▶ [EXERCISE DIRECTIONS]:
Each record below must be returned exactly as shown.

[Figure record extracts]
════════

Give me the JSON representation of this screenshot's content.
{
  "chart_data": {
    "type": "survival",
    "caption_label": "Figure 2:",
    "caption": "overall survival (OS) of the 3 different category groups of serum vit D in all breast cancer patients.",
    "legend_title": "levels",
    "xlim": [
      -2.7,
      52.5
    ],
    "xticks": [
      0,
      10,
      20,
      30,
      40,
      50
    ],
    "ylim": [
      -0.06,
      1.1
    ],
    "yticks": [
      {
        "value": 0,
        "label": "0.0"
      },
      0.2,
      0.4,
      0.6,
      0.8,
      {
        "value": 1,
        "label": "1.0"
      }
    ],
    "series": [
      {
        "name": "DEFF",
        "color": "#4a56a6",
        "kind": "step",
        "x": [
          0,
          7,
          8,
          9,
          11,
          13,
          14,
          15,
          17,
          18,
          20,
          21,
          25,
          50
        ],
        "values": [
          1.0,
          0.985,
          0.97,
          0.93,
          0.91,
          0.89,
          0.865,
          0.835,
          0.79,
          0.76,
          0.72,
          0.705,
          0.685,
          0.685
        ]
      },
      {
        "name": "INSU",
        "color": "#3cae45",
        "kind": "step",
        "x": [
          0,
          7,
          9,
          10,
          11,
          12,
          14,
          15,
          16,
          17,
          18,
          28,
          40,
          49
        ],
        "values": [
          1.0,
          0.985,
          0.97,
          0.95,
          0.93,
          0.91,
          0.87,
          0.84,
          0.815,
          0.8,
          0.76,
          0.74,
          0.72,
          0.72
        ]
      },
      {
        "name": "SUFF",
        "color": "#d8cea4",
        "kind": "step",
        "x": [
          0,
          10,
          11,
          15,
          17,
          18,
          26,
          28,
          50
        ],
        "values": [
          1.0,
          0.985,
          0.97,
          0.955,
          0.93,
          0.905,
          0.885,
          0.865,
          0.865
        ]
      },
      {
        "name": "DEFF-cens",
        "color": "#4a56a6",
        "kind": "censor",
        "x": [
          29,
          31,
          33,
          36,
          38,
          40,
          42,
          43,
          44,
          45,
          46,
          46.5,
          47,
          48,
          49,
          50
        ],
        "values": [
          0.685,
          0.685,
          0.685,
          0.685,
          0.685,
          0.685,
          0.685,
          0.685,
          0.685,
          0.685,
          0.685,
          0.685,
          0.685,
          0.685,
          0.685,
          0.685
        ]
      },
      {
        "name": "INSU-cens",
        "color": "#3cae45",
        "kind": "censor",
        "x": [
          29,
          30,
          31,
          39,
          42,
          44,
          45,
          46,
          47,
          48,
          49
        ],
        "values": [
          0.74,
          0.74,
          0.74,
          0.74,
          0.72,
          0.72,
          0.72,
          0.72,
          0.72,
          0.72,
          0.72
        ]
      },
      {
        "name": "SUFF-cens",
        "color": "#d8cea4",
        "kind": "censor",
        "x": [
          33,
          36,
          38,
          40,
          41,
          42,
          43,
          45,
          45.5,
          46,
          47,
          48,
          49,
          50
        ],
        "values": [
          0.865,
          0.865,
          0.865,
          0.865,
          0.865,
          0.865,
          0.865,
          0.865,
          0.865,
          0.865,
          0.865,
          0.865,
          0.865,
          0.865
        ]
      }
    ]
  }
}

════════

▶ [THE COMPLETED TASK]:
Give me the JSON representation of this screenshot's content.
{
  "chart_data": {
    "type": "survival",
    "caption_label": "Figure 2:",
    "caption": "overall survival (OS) of the 3 different category groups of serum vit D in all breast cancer patients.",
    "legend_title": "levels",
    "xlim": [
      -2.7,
      52.5
    ],
    "xticks": [
      0,
      10,
      20,
      30,
      40,
      50
    ],
    "ylim": [
      -0.06,
      1.1
    ],
    "yticks": [
      {
        "value": 0,
        "label": "0.0"
      },
      0.2,
      0.4,
      0.6,
      0.8,
      {
        "value": 1,
        "label": "1.0"
      }
    ],
    "series": [
      {
        "name": "DEFF",
        "color": "#4a56a6",
        "kind": "step",
        "x": [
          0,
          7,
          8,
          9,
          11,
          13,
          14,
          15,
          17,
          18,
          20,
          21,
          25,
          50
        ],
        "values": [
          1.0,
          0.985,
          0.97,
          0.93,
          0.91,
          0.89,
          0.865,
          0.835,
          0.79,
          0.76,
          0.72,
          0.705,
          0.685,
          0.685
        ]
      },
      {
        "name": "INSU",
        "color": "#3cae45",
        "kind": "step",
        "x": [
          0,
          7,
          9,
          10,
          11,
          12,
          14,
          15,
          16,
          17,
          18,
          28,
          40,
          49
        ],
        "values": [
          1.0,
          0.985,
          0.97,
          0.95,
          0.93,
          0.91,
          0.87,
          0.84,
          0.815,
          0.8,
          0.76,
          0.74,
          0.72,
          0.72
        ]
      },
      {
        "name": "SUFF",
        "color": "#d8cea4",
        "kind": "step",
        "x": [
          0,
          10,
          11,
          15,
          17,
          18,
          26,
          28,
          50
        ],
        "values": [
          1.0,
          0.985,
          0.97,
          0.955,
          0.93,
          0.905,
          0.885,
          0.865,
          0.865
        ]
      },
      {
        "name": "DEFF-cens",
        "color": "#4a56a6",
        "kind": "censor",
        "x": [
          29,
          31,
          33,
          36,
          38,
          40,
          42,
          43,
          44,
          45,
          46,
          46.5,
          47,
          48,
          49,
          50
        ],
        "values": [
          0.685,
          0.685,
          0.685,
          0.685,
          0.685,
          0.685,
          0.685,
          0.685,
          0.685,
          0.685,
          0.685,
          0.685,
          0.685,
          0.685,
          0.685,
          0.685
        ]
      },
      {
        "name": "INSU-cens",
        "color": "#3cae45",
        "kind": "censor",
        "x": [
          29,
          30,
          31,
          39,
          42,
          44,
          45,
          46,
          47,
          48,
          49
        ],
        "values": [
          0.74,
          0.74,
          0.74,
          0.74,
          0.72,
          0.72,
          0.72,
          0.72,
          0.72,
          0.72,
          0.72
        ]
      },
      {
        "name": "SUFF-cens",
        "color": "#d8cea4",
        "kind": "censor",
        "x": [
          33,
          36,
          38,
          40,
          41,
          42,
          43,
          45,
          45.5,
          46,
          47,
          48,
          49,
          50
        ],
        "values": [
          0.865,
          0.865,
          0.865,
          0.865,
          0.865,
          0.865,
          0.865,
          0.865,
          0.865,
          0.865,
          0.865,
          0.865,
          0.865,
          0.865
        ]
      }
    ]
  }
}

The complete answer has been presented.